Instructions to follow. Turn the items, from their first line through the line containing "- paragraph: Em que", into a JSON list of strings with one string per line, omitting blank lines.

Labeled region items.
□ □ □ □ □ □ □
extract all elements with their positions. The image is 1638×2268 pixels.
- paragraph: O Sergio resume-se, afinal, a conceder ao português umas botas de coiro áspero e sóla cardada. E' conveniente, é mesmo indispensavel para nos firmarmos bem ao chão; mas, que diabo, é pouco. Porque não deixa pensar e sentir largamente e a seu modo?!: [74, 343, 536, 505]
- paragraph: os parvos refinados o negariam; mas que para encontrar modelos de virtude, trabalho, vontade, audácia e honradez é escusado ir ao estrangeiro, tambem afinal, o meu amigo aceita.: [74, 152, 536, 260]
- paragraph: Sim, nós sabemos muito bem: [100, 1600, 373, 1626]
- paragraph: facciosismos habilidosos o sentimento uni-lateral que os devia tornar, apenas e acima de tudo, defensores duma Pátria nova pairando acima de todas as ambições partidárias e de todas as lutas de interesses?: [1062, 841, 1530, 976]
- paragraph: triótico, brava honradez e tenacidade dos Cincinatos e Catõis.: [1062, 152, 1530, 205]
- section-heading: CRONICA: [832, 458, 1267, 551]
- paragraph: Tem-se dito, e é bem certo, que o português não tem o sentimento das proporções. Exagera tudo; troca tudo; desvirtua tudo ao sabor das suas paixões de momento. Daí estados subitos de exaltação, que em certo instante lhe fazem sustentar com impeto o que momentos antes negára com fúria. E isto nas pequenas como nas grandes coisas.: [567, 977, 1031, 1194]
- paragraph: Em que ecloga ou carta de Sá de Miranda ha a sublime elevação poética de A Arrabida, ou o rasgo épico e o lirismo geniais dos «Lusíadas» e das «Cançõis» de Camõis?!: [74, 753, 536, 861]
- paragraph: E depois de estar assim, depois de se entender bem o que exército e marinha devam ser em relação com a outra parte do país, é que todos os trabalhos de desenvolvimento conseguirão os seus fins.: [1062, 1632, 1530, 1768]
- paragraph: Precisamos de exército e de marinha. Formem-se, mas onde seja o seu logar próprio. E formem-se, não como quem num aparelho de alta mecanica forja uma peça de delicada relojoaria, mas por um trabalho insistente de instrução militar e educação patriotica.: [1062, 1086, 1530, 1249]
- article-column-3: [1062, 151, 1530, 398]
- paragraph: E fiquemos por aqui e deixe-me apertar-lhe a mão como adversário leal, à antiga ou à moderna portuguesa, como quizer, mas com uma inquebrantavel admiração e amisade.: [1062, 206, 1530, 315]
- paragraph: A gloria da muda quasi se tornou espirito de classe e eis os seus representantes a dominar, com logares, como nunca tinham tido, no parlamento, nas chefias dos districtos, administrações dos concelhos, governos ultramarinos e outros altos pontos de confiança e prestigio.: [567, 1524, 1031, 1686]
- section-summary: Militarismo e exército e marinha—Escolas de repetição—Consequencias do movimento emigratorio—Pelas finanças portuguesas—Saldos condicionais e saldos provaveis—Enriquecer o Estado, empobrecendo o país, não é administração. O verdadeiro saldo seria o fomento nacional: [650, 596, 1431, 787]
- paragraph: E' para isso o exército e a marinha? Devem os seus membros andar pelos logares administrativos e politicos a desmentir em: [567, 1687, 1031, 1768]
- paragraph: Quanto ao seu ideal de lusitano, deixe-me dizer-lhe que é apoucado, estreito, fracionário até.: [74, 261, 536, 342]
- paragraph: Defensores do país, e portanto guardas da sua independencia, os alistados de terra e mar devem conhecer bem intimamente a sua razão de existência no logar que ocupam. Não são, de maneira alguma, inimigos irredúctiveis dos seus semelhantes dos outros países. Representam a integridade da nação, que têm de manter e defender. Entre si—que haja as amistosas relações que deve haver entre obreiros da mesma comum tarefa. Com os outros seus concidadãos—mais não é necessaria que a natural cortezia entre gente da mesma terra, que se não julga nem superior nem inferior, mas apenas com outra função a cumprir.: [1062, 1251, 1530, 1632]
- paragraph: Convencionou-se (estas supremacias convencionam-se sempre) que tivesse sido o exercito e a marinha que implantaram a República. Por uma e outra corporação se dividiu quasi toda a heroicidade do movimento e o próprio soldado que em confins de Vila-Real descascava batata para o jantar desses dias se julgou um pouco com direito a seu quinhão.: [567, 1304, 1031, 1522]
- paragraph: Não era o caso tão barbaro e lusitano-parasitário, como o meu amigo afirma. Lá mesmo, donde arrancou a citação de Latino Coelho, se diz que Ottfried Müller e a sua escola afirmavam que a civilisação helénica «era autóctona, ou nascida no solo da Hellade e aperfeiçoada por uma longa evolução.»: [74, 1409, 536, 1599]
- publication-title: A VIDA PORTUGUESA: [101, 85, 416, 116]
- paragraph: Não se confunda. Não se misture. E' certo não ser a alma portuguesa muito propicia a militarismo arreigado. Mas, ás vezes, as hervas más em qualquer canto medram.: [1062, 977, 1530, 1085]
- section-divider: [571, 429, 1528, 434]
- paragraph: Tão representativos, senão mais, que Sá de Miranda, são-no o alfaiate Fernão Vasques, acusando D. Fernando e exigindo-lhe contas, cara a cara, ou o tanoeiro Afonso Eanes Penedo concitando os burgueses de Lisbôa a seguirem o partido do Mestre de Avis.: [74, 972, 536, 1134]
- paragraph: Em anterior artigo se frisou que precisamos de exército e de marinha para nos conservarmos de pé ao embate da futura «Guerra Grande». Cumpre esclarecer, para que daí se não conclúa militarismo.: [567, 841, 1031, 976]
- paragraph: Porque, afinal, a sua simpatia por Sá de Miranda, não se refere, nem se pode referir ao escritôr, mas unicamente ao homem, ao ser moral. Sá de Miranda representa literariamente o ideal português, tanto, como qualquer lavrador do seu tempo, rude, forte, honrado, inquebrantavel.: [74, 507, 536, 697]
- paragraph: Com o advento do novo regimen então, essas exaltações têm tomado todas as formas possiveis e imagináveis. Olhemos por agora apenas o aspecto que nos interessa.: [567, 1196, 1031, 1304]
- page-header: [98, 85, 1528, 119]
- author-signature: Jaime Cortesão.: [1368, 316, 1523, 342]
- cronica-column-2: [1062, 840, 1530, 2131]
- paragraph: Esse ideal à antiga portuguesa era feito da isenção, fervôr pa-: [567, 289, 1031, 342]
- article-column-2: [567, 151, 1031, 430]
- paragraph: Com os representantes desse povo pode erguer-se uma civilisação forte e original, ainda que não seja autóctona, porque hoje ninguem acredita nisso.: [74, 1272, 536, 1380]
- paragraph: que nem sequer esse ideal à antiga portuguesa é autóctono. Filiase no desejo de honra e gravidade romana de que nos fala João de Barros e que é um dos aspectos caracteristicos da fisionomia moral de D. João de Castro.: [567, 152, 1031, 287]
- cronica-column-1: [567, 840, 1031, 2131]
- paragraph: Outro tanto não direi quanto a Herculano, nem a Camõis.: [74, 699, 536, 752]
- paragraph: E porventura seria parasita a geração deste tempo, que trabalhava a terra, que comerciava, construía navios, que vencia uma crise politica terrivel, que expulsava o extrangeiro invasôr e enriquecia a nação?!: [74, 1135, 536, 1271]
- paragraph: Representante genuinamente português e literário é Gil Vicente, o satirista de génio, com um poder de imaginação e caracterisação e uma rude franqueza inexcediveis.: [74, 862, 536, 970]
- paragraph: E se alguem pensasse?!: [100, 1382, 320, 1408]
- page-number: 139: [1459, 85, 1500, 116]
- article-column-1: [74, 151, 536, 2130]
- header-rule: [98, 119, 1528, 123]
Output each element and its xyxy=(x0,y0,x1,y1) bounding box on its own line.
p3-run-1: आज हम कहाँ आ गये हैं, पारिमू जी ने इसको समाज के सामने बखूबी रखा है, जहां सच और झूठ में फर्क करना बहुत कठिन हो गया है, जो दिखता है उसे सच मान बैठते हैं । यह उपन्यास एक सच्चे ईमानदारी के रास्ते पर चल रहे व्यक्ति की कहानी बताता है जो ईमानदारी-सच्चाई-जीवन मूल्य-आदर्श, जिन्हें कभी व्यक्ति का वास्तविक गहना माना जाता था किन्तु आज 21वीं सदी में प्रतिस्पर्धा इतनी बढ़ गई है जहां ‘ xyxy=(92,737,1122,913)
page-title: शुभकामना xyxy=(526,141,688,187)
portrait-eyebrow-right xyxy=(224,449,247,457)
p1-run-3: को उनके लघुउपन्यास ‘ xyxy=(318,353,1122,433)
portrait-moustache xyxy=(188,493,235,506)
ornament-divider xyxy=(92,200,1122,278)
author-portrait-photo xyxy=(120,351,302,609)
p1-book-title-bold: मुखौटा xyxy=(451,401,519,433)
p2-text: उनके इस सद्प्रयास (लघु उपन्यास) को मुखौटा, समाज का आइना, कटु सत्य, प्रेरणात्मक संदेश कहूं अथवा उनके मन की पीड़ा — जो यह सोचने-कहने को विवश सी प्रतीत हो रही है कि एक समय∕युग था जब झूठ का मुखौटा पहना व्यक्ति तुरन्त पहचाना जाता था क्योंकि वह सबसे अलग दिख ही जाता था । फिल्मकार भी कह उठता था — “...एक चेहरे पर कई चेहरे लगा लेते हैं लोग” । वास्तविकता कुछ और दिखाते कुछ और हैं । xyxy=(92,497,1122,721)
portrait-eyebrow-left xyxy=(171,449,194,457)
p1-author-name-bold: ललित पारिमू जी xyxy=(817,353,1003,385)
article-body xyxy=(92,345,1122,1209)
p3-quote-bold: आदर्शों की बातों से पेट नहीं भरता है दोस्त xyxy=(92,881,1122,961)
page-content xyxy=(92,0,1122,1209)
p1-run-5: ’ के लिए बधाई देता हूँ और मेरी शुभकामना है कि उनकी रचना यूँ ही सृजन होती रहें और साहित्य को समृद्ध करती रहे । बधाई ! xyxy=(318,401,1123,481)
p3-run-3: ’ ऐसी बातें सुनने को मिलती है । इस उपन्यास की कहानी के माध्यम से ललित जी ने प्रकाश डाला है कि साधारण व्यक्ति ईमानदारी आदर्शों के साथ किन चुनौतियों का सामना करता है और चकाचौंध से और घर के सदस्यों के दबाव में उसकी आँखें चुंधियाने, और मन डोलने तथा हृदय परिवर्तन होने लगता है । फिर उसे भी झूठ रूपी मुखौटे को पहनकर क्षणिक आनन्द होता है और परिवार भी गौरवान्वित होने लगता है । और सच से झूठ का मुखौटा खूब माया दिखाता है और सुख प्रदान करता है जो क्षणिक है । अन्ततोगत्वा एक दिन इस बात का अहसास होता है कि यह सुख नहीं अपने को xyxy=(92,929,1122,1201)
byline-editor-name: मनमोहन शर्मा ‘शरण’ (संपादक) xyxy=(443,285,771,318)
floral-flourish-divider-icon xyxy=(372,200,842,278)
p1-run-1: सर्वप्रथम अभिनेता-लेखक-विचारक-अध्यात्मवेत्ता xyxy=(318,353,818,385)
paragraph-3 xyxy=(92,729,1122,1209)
□ □ □ □ □ □ □
Output.
[
  "extract all elements with their positions. The image is 1638×2268 pixels.",
  "- paragraph: O Sergio resume-se, afinal, a conceder ao português umas botas de coiro áspero e sóla cardada. E' conveniente, é mesmo indispensavel para nos firmarmos bem ao chão; mas, que diabo, é pouco. Porque não deixa pensar e sentir largamente e a seu modo?!: [74, 343, 536, 505]",
  "- paragraph: os parvos refinados o negariam; mas que para encontrar modelos de virtude, trabalho, vontade, audácia e honradez é escusado ir ao estrangeiro, tambem afinal, o meu amigo aceita.: [74, 152, 536, 260]",
  "- paragraph: Sim, nós sabemos muito bem: [100, 1600, 373, 1626]",
  "- paragraph: facciosismos habilidosos o sentimento uni-lateral que os devia tornar, apenas e acima de tudo, defensores duma Pátria nova pairando acima de todas as ambições partidárias e de todas as lutas de interesses?: [1062, 841, 1530, 976]",
  "- paragraph: triótico, brava honradez e tenacidade dos Cincinatos e Catõis.: [1062, 152, 1530, 205]",
  "- section-heading: CRONICA: [832, 458, 1267, 551]",
  "- paragraph: Tem-se dito, e é bem certo, que o português não tem o sentimento das proporções. Exagera tudo; troca tudo; desvirtua tudo ao sabor das suas paixões de momento. Daí estados subitos de exaltação, que em certo instante lhe fazem sustentar com impeto o que momentos antes negára com fúria. E isto nas pequenas como nas grandes coisas.: [567, 977, 1031, 1194]",
  "- paragraph: Em que ecloga ou carta de Sá de Miranda ha a sublime elevação poética de A Arrabida, ou o rasgo épico e o lirismo geniais dos «Lusíadas» e das «Cançõis» de Camõis?!: [74, 753, 536, 861]"
]